Задача ->
Перепишите записи от самого начала до строки с "exclude-checkbox[interactable]: ☐ <box>1825 159" включительно, заменив "Tangent Space" на "Object Space". Все остальное должно остаться без изменений.

Исходные записи ->
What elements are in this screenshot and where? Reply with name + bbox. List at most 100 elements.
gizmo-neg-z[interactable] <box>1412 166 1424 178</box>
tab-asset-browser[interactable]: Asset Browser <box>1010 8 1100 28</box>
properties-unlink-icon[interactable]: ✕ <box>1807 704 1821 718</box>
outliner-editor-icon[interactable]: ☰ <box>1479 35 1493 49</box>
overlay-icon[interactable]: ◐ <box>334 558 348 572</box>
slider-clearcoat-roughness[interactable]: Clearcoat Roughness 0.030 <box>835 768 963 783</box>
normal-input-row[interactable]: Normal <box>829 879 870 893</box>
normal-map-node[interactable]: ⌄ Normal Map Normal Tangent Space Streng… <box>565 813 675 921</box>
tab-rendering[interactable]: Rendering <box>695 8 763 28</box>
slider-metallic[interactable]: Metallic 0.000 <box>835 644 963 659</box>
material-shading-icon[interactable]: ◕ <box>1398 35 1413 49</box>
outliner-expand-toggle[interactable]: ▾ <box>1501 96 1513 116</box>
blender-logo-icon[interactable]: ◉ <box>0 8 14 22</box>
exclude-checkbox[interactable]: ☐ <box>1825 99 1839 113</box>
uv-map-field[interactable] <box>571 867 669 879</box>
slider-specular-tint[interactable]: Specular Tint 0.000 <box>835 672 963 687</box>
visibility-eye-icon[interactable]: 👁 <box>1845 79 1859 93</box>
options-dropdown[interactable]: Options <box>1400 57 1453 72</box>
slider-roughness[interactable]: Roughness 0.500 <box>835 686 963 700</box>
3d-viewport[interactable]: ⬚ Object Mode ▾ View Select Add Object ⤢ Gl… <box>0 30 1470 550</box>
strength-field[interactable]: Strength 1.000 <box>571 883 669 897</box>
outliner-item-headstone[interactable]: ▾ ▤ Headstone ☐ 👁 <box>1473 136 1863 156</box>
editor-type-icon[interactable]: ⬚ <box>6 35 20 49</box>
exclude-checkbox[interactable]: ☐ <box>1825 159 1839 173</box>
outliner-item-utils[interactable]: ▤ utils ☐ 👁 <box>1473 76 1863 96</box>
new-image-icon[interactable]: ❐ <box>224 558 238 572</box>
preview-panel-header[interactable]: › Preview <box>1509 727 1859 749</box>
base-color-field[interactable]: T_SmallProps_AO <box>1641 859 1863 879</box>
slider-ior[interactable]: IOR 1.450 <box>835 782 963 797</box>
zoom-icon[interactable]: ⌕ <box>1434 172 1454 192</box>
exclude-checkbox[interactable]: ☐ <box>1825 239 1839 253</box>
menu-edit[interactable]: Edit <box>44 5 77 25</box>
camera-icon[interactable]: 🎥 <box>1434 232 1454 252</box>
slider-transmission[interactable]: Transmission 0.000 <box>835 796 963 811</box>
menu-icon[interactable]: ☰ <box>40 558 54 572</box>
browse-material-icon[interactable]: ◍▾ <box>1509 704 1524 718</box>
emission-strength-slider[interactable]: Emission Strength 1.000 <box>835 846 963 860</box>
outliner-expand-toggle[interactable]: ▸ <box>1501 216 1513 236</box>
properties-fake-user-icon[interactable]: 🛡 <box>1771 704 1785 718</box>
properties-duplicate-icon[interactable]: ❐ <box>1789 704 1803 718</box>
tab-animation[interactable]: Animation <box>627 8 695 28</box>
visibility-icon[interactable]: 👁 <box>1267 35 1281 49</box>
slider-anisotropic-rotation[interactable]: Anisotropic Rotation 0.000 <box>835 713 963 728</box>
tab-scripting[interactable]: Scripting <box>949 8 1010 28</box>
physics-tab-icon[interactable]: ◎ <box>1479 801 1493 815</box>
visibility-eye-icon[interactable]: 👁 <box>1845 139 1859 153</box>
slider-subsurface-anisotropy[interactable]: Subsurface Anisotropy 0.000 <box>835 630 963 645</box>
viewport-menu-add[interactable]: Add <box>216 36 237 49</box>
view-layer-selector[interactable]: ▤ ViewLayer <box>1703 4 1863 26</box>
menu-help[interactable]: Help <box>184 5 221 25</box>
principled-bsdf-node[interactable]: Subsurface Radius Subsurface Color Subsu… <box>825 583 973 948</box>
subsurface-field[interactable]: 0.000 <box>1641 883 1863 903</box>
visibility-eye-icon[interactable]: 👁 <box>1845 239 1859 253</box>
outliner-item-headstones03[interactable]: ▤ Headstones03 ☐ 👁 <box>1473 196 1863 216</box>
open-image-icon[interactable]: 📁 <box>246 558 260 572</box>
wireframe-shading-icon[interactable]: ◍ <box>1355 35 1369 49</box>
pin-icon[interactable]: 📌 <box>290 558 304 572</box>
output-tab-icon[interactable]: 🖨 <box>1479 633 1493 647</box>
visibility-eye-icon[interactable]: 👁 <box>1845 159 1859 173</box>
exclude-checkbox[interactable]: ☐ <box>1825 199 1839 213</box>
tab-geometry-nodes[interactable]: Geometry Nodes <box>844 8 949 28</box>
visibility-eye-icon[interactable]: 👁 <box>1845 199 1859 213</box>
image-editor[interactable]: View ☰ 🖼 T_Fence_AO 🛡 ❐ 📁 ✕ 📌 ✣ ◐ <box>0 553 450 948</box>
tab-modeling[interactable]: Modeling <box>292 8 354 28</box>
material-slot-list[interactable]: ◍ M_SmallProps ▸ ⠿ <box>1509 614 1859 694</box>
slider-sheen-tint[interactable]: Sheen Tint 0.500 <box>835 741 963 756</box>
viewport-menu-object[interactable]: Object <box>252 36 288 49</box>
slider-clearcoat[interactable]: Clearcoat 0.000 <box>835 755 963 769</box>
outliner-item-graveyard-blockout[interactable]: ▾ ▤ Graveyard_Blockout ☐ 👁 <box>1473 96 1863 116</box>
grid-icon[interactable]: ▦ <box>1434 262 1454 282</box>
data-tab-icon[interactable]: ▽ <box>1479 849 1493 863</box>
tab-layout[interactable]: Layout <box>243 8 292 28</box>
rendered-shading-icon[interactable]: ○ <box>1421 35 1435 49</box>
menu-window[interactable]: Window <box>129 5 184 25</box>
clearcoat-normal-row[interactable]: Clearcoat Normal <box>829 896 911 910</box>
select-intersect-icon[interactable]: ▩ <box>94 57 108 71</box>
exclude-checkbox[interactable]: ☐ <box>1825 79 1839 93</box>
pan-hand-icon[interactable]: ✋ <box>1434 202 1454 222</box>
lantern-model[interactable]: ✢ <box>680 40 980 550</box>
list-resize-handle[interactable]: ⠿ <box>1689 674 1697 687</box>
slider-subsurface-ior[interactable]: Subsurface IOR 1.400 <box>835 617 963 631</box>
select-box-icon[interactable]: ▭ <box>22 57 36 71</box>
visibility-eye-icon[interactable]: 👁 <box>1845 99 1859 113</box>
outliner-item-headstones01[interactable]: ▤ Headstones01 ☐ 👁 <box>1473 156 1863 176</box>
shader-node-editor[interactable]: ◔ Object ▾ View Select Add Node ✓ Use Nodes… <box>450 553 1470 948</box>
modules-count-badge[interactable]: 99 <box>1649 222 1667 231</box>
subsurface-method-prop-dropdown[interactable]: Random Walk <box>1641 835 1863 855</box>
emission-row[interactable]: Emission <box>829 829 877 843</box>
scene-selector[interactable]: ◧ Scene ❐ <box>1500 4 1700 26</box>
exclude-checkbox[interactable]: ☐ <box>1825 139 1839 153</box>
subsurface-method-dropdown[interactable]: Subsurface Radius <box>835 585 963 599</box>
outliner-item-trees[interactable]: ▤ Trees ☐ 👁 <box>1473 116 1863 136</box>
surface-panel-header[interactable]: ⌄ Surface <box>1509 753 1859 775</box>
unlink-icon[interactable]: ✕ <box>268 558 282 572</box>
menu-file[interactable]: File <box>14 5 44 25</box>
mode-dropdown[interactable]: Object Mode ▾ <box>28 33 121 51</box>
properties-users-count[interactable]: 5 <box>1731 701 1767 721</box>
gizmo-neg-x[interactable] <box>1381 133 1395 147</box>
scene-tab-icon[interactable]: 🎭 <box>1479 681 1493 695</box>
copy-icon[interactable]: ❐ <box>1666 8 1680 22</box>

Решение ->
What elements are in this screenshot and where? Reply with name + bbox. List at most 100 elements.
gizmo-neg-z[interactable] <box>1412 166 1424 178</box>
tab-asset-browser[interactable]: Asset Browser <box>1010 8 1100 28</box>
properties-unlink-icon[interactable]: ✕ <box>1807 704 1821 718</box>
outliner-editor-icon[interactable]: ☰ <box>1479 35 1493 49</box>
overlay-icon[interactable]: ◐ <box>334 558 348 572</box>
slider-clearcoat-roughness[interactable]: Clearcoat Roughness 0.030 <box>835 768 963 783</box>
normal-input-row[interactable]: Normal <box>829 879 870 893</box>
normal-map-node[interactable]: ⌄ Normal Map Normal Object Space Streng… <box>565 813 675 921</box>
tab-rendering[interactable]: Rendering <box>695 8 763 28</box>
slider-metallic[interactable]: Metallic 0.000 <box>835 644 963 659</box>
material-shading-icon[interactable]: ◕ <box>1398 35 1413 49</box>
outliner-expand-toggle[interactable]: ▾ <box>1501 96 1513 116</box>
blender-logo-icon[interactable]: ◉ <box>0 8 14 22</box>
exclude-checkbox[interactable]: ☐ <box>1825 99 1839 113</box>
uv-map-field[interactable] <box>571 867 669 879</box>
slider-specular-tint[interactable]: Specular Tint 0.000 <box>835 672 963 687</box>
visibility-eye-icon[interactable]: 👁 <box>1845 79 1859 93</box>
options-dropdown[interactable]: Options <box>1400 57 1453 72</box>
slider-roughness[interactable]: Roughness 0.500 <box>835 686 963 700</box>
3d-viewport[interactable]: ⬚ Object Mode ▾ View Select Add Object ⤢ Gl… <box>0 30 1470 550</box>
strength-field[interactable]: Strength 1.000 <box>571 883 669 897</box>
outliner-item-headstone[interactable]: ▾ ▤ Headstone ☐ 👁 <box>1473 136 1863 156</box>
editor-type-icon[interactable]: ⬚ <box>6 35 20 49</box>
exclude-checkbox[interactable]: ☐ <box>1825 159 1839 173</box>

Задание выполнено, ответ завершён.